### OBJECTIVE
Search the listing for "escritores" and copy every line where it appears.

### DATA LISTING
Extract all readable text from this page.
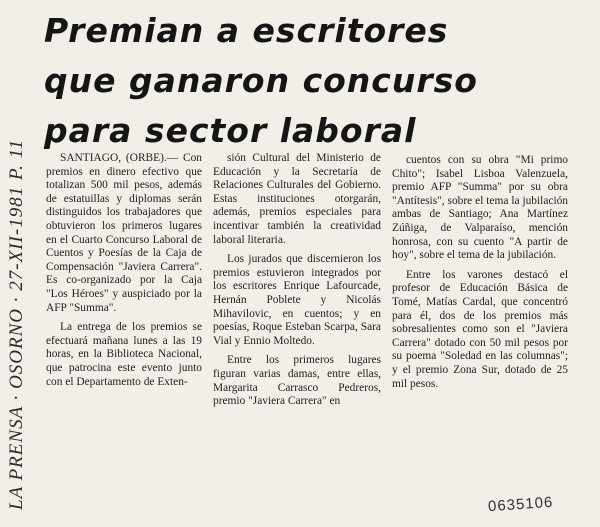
LA PRENSA · OSORNO · 27-XII-1981 P. 11
Premian a escritores
que ganaron concurso
para sector laboral

SANTIAGO, (ORBE).— Con premios en dinero efectivo que totalizan 500 mil pesos, además de estatuillas y diplomas serán distinguidos los trabajadores que obtuvieron los primeros lugares en el Cuarto Concurso Laboral de Cuentos y Poesías de la Caja de Compensación "Javiera Carrera". Es co-organizado por la Caja "Los Héroes" y auspiciado por la AFP "Summa".

La entrega de los premios se efectuará mañana lunes a las 19 horas, en la Biblioteca Nacional, que patrocina este evento junto con el Departamento de Exten-

sión Cultural del Ministerio de Educación y la Secretaría de Relaciones Culturales del Gobierno. Estas instituciones otorgarán, además, premios especiales para incentivar también la creatividad laboral literaria.

Los jurados que discernieron los premios estuvieron integrados por los escritores Enrique Lafourcade, Hernán Poblete y Nicolás Mihavilovic, en cuentos; y en poesías, Roque Esteban Scarpa, Sara Vial y Ennio Moltedo.

Entre los primeros lugares figuran varias damas, entre ellas, Margarita Carrasco Pedreros, premio "Javiera Carrera" en

cuentos con su obra "Mi primo Chito"; Isabel Lisboa Valenzuela, premio AFP "Summa" por su obra "Antítesis", sobre el tema la jubilación ambas de Santiago; Ana Martínez Zúñiga, de Valparaíso, mención honrosa, con su cuento "A partir de hoy", sobre el tema de la jubilación.

Entre los varones destacó el profesor de Educación Básica de Tomé, Matías Cardal, que concentró para él, dos de los premios más sobresalientes como son el "Javiera Carrera" dotado con 50 mil pesos por su poema "Soledad en las columnas"; y el premio Zona Sur, dotado de 25 mil pesos.

0635106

### SOLUTION FOR THIS PROBLEM
Premian a escritores
Los jurados que discernieron los premios estuvieron integrados por los escritores Enrique Lafourcade, Hernán Poblete y Nicolás Mihavilovic, en cuentos; y en poesías, Roque Esteban Scarpa, Sara Vial y Ennio Moltedo.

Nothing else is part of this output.